§ Instruction
For this exercise, copy out each line of the material below that includes "Guidance".

§ Available data
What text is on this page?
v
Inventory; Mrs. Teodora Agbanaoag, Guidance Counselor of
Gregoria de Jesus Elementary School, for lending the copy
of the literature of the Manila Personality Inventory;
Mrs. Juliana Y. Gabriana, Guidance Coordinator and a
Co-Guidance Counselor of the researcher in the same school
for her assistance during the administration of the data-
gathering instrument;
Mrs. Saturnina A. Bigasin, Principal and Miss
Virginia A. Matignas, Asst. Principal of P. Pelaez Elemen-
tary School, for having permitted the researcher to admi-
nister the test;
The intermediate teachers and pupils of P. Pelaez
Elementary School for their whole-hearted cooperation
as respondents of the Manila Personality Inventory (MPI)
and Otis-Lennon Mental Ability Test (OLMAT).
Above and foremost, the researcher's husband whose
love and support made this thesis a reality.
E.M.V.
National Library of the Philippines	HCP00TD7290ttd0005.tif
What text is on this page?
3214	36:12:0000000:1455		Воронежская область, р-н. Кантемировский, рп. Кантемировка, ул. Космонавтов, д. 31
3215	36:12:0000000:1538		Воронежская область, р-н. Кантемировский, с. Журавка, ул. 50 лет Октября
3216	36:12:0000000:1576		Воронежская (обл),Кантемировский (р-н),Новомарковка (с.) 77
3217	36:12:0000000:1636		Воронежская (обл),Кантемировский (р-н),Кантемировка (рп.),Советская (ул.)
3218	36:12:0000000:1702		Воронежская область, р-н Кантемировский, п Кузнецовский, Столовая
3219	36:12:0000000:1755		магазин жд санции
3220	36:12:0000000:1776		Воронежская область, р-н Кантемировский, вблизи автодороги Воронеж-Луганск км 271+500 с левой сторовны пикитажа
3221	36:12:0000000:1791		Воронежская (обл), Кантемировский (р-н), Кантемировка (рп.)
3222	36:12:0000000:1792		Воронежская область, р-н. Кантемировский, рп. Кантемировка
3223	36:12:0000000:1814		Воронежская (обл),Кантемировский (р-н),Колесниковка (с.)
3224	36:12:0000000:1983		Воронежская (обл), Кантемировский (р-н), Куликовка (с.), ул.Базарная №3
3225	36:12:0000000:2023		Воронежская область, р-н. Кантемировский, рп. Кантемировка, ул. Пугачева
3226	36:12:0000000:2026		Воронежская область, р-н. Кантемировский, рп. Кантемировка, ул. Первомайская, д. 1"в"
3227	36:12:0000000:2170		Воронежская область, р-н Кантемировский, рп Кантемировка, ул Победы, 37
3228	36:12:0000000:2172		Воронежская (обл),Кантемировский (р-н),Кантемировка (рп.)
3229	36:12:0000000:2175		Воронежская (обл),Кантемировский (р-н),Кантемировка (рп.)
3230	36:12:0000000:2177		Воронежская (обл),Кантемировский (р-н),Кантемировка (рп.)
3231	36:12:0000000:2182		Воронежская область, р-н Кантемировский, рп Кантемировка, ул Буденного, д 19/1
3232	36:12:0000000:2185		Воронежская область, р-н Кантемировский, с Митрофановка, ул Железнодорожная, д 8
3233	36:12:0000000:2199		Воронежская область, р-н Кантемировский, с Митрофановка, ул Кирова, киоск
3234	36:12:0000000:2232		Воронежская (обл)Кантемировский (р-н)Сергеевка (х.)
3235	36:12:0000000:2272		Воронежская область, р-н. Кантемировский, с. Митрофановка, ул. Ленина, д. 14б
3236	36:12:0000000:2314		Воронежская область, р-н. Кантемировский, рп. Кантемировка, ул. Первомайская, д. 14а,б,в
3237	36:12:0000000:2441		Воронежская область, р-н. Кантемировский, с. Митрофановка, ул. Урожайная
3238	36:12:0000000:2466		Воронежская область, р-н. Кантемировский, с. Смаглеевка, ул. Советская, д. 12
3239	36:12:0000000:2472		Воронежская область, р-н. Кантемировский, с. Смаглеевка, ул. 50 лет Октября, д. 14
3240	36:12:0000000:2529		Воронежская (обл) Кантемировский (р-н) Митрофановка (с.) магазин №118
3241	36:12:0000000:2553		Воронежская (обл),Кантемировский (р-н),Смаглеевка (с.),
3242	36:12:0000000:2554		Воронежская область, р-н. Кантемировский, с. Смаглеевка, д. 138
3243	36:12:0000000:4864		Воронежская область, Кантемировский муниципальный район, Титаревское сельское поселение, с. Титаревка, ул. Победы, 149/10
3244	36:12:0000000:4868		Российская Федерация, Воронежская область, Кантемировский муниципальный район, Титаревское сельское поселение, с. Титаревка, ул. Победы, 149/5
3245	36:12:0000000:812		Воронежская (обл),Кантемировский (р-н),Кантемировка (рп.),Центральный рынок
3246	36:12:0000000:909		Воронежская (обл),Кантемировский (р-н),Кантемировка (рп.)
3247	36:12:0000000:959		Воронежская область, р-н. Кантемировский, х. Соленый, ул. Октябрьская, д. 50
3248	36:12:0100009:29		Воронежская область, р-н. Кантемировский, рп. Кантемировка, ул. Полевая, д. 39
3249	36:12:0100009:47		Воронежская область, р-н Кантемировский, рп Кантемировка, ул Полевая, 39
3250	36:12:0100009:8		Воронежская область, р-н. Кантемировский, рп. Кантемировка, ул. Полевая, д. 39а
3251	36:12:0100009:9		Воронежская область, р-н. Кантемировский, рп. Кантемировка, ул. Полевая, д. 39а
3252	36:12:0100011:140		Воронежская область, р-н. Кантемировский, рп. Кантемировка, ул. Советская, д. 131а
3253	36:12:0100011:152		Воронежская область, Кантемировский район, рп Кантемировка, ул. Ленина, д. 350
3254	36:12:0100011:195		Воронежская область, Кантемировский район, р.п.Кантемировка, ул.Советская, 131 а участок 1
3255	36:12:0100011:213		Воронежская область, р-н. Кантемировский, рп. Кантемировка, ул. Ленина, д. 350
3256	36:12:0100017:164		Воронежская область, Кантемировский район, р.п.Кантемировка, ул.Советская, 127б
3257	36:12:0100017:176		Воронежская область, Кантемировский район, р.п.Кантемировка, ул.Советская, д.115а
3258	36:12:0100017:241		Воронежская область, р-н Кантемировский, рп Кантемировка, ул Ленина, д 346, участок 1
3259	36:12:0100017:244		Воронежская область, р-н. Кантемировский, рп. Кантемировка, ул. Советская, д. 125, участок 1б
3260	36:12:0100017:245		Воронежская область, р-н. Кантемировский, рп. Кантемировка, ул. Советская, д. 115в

§ Output for this exercise
Inventory; Mrs. Teodora Agbanaoag, Guidance Counselor of
Mrs. Juliana Y. Gabriana, Guidance Coordinator and a
Co-Guidance Counselor of the researcher in the same school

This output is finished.